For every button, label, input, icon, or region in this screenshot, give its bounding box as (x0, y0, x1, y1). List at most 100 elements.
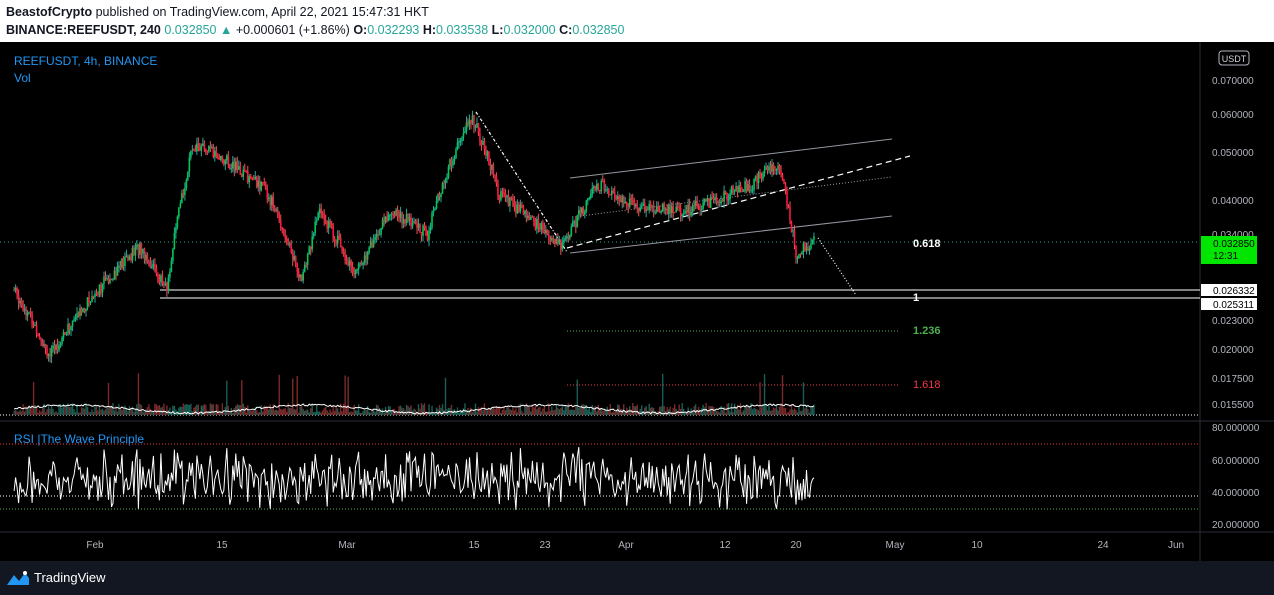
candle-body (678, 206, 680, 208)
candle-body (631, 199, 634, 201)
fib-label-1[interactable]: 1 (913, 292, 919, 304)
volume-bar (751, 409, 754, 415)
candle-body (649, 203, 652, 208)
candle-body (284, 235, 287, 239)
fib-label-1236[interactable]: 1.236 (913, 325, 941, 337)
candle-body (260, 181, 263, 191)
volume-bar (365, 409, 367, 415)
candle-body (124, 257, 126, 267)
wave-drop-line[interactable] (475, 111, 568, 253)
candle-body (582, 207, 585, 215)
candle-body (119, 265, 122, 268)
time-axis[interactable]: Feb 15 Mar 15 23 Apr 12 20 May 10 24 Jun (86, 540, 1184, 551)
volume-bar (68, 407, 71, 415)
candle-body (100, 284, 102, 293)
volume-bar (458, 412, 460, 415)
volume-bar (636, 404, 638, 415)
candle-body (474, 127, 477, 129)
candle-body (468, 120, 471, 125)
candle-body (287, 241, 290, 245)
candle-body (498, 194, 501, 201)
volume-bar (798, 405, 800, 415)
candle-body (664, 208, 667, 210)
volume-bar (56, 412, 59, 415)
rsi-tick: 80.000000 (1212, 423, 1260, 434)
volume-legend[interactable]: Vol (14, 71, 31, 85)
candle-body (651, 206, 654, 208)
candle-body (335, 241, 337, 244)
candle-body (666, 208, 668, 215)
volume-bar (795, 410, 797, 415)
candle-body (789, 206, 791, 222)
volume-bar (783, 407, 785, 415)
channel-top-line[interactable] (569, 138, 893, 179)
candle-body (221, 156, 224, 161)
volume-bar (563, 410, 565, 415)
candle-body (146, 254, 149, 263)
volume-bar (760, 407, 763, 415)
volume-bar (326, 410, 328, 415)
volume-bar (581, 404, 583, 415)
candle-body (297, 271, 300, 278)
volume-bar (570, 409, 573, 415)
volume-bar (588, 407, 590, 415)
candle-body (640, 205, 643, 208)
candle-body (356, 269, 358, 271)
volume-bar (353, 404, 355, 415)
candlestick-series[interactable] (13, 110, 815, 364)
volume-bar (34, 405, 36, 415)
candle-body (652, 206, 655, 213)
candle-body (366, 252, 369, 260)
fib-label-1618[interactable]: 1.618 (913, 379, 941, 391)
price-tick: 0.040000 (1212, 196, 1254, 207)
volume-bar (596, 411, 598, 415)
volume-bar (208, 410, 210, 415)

Your instructions:
Put each line of the items above into a Markdown table with the columns Row and Line, numbering the rows and skipping blank lines. Leave the pictures out.

Answer below:
| Row | Line |
|---|---|
| 1 | For every button, label, input, icon, or region in this screenshot, give its bounding box as (x0, y0, x1, y1). List at most 100 elements. |
| 2 | candle-body (678, 206, 680, 208) |
| 3 | candle-body (631, 199, 634, 201) |
| 4 | fib-label-1[interactable]: 1 (913, 292, 919, 304) |
| 5 | volume-bar (751, 409, 754, 415) |
| 6 | candle-body (649, 203, 652, 208) |
| 7 | candle-body (284, 235, 287, 239) |
| 8 | fib-label-1236[interactable]: 1.236 (913, 325, 941, 337) |
| 9 | candle-body (260, 181, 263, 191) |
| 10 | volume-bar (365, 409, 367, 415) |
| 11 | candle-body (124, 257, 126, 267) |
| 12 | wave-drop-line[interactable] (475, 111, 568, 253) |
| 13 | candle-body (582, 207, 585, 215) |
| 14 | candle-body (119, 265, 122, 268) |
| 15 | time-axis[interactable]: Feb 15 Mar 15 23 Apr 12 20 May 10 24 Jun (86, 540, 1184, 551) |
| 16 | volume-bar (68, 407, 71, 415) |
| 17 | candle-body (100, 284, 102, 293) |
| 18 | volume-bar (458, 412, 460, 415) |
| 19 | volume-bar (636, 404, 638, 415) |
| 20 | candle-body (474, 127, 477, 129) |
| 21 | candle-body (468, 120, 471, 125) |
| 22 | candle-body (287, 241, 290, 245) |
| 23 | candle-body (498, 194, 501, 201) |
| 24 | volume-bar (798, 405, 800, 415) |
| 25 | candle-body (664, 208, 667, 210) |
| 26 | volume-bar (56, 412, 59, 415) |
| 27 | rsi-tick: 80.000000 (1212, 423, 1260, 434) |
| 28 | volume-legend[interactable]: Vol (14, 71, 31, 85) |
| 29 | candle-body (651, 206, 654, 208) |
| 30 | candle-body (335, 241, 337, 244) |
| 31 | candle-body (666, 208, 668, 215) |
| 32 | volume-bar (795, 410, 797, 415) |
| 33 | candle-body (789, 206, 791, 222) |
| 34 | volume-bar (783, 407, 785, 415) |
| 35 | channel-top-line[interactable] (569, 138, 893, 179) |
| 36 | candle-body (221, 156, 224, 161) |
| 37 | volume-bar (563, 410, 565, 415) |
| 38 | candle-body (146, 254, 149, 263) |
| 39 | volume-bar (760, 407, 763, 415) |
| 40 | volume-bar (326, 410, 328, 415) |
| 41 | volume-bar (581, 404, 583, 415) |
| 42 | candle-body (297, 271, 300, 278) |
| 43 | volume-bar (570, 409, 573, 415) |
| 44 | volume-bar (588, 407, 590, 415) |
| 45 | candle-body (640, 205, 643, 208) |
| 46 | candle-body (356, 269, 358, 271) |
| 47 | volume-bar (353, 404, 355, 415) |
| 48 | candlestick-series[interactable] (13, 110, 815, 364) |
| 49 | volume-bar (34, 405, 36, 415) |
| 50 | candle-body (652, 206, 655, 213) |
| 51 | candle-body (366, 252, 369, 260) |
| 52 | fib-label-1618[interactable]: 1.618 (913, 379, 941, 391) |
| 53 | price-tick: 0.040000 (1212, 196, 1254, 207) |
| 54 | volume-bar (596, 411, 598, 415) |
| 55 | volume-bar (208, 410, 210, 415) |